# [YOUR INSTRUCTIONS]
What is needed here is an exact copy of every entry.

Stored items from a collection
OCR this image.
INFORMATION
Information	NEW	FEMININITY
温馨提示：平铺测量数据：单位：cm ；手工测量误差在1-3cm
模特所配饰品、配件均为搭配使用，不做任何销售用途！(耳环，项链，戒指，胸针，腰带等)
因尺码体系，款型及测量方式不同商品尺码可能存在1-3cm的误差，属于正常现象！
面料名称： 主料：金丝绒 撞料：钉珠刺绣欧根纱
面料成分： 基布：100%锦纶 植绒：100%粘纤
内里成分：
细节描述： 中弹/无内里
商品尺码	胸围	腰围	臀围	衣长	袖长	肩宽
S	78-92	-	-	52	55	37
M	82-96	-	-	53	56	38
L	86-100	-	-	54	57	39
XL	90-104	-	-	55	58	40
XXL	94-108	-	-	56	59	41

# [WRITTEN SOLUTION]
OCR this image.
INFORMATION
Information	NEW	FEMININITY
温馨提示：平铺测量数据：单位：cm ；手工测量误差在1-3cm
模特所配饰品、配件均为搭配使用，不做任何销售用途！(耳环，项链，戒指，胸针，腰带等)
因尺码体系，款型及测量方式不同商品尺码可能存在1-3cm的误差，属于正常现象！
面料名称： 主料：金丝绒 撞料：钉珠刺绣欧根纱
面料成分： 基布：100%锦纶 植绒：100%粘纤
内里成分：
细节描述： 中弹/无内里
商品尺码	胸围	腰围	臀围	衣长	袖长	肩宽
S	78-92	-	-	52	55	37
M	82-96	-	-	53	56	38
L	86-100	-	-	54	57	39
XL	90-104	-	-	55	58	40
XXL	94-108	-	-	56	59	41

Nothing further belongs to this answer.